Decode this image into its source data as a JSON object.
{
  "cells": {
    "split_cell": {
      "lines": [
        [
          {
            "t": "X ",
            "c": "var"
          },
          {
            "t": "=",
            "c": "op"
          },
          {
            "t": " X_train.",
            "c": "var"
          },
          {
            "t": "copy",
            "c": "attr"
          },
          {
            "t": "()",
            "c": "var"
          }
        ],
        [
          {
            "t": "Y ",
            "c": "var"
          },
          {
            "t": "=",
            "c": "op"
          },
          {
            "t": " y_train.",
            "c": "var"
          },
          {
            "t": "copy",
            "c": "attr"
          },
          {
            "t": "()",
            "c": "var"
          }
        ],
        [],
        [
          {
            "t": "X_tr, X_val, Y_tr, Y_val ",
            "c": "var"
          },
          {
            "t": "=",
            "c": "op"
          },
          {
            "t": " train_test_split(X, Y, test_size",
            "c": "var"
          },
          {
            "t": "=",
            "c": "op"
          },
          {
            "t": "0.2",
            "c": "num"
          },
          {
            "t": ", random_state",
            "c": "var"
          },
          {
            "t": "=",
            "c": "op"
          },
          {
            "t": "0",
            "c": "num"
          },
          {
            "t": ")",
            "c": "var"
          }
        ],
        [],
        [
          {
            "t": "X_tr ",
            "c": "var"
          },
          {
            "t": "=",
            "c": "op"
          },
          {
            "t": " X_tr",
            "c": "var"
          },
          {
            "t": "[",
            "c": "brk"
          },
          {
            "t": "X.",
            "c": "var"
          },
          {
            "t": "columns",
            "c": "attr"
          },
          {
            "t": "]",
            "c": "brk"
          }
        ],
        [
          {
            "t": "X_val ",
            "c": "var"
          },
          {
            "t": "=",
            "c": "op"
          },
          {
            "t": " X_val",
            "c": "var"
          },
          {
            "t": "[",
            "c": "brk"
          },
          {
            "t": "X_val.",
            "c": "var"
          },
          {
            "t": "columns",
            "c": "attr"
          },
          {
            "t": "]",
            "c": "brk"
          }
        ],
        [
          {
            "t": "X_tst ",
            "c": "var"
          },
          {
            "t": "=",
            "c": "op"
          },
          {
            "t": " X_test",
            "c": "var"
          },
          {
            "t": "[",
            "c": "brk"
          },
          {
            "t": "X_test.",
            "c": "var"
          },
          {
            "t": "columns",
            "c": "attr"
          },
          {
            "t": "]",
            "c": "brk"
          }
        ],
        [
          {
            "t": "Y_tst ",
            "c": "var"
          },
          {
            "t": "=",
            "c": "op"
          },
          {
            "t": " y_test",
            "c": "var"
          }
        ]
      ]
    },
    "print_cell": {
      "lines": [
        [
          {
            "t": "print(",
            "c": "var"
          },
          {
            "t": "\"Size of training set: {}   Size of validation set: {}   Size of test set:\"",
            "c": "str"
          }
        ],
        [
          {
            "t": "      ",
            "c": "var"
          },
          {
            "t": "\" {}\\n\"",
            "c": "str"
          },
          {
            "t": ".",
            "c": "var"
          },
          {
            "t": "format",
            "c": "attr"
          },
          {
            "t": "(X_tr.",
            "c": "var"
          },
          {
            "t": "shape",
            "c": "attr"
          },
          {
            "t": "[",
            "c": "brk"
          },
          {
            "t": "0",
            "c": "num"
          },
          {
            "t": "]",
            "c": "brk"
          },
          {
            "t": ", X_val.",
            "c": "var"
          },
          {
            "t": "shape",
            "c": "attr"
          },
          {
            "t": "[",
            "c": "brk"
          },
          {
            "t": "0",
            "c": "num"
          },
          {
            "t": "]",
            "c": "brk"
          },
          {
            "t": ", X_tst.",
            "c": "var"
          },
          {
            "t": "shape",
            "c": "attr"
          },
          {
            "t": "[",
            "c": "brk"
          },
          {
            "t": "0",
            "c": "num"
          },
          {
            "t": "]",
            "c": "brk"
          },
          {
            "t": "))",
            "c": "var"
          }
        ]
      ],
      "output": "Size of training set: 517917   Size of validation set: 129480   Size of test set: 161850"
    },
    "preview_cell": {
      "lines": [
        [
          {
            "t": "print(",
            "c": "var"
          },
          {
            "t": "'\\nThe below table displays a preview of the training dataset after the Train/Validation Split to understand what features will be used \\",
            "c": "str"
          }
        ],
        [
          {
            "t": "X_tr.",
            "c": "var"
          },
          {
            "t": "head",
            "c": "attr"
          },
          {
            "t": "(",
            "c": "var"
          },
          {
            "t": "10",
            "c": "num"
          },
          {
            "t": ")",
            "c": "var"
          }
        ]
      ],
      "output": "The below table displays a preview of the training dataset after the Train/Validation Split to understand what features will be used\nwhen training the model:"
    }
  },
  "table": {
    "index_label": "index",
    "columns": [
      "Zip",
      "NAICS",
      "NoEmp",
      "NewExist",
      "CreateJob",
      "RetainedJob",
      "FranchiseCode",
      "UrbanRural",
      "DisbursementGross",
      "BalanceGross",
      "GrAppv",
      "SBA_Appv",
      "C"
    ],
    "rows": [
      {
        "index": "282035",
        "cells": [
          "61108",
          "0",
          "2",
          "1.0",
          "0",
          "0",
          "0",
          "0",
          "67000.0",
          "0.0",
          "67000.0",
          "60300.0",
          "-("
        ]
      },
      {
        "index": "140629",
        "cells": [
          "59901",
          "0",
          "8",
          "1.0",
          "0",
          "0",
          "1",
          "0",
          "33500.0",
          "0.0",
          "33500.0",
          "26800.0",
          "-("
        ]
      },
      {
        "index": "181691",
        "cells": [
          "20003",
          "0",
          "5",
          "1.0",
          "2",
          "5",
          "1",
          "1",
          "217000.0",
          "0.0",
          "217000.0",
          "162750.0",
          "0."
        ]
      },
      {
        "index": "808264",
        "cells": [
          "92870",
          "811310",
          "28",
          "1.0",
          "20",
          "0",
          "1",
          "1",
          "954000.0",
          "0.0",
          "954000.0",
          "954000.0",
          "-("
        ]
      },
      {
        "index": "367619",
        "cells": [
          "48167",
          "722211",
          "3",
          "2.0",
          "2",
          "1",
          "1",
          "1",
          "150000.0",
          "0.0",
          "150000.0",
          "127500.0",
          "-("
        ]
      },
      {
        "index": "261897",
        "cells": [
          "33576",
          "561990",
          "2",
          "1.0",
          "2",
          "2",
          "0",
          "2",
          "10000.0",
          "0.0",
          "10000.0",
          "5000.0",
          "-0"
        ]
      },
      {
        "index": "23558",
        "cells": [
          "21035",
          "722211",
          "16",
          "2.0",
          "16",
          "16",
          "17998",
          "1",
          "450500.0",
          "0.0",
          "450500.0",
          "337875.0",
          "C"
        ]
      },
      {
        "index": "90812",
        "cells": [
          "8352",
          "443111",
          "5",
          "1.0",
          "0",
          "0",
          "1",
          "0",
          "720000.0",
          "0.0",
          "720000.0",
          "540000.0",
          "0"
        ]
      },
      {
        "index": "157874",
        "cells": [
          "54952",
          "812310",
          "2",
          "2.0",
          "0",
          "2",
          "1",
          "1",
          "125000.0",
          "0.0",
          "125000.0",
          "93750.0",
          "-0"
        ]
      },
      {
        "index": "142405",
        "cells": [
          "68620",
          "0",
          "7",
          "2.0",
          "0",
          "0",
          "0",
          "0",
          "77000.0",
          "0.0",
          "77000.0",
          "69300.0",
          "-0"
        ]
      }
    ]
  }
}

○ ○ ○ ○ ○

### To be done
Take every line from the records above that has the word "below" and copy it.

### Correct answer
            "t": "'\\nThe below table displays a preview of the training dataset after the Train/Validation Split to understand what features will be used \\",
      "output": "The below table displays a preview of the training dataset after the Train/Validation Split to understand what features will be used\nwhen training the model:"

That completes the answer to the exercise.